Exercise description
Output all of the entries exactly as written.

Rows
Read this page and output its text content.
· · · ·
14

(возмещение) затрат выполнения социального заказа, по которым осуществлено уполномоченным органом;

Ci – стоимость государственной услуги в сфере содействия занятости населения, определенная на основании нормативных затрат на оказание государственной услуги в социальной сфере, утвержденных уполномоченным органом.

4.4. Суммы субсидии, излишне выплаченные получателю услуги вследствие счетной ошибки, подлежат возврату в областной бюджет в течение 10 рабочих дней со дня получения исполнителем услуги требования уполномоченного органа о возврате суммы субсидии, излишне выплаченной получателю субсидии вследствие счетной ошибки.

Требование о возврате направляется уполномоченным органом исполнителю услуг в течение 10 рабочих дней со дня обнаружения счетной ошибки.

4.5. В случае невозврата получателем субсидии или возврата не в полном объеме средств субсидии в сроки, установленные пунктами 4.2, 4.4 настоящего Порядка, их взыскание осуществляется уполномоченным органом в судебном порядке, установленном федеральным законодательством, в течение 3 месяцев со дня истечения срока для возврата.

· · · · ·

Complete output
Read this page and output its text content.
· · · ·
14

(возмещение) затрат выполнения социального заказа, по которым осуществлено уполномоченным органом;

Ci – стоимость государственной услуги в сфере содействия занятости населения, определенная на основании нормативных затрат на оказание государственной услуги в социальной сфере, утвержденных уполномоченным органом.

4.4. Суммы субсидии, излишне выплаченные получателю услуги вследствие счетной ошибки, подлежат возврату в областной бюджет в течение 10 рабочих дней со дня получения исполнителем услуги требования уполномоченного органа о возврате суммы субсидии, излишне выплаченной получателю субсидии вследствие счетной ошибки.

Требование о возврате направляется уполномоченным органом исполнителю услуг в течение 10 рабочих дней со дня обнаружения счетной ошибки.

4.5. В случае невозврата получателем субсидии или возврата не в полном объеме средств субсидии в сроки, установленные пунктами 4.2, 4.4 настоящего Порядка, их взыскание осуществляется уполномоченным органом в судебном порядке, установленном федеральным законодательством, в течение 3 месяцев со дня истечения срока для возврата.

· · · · ·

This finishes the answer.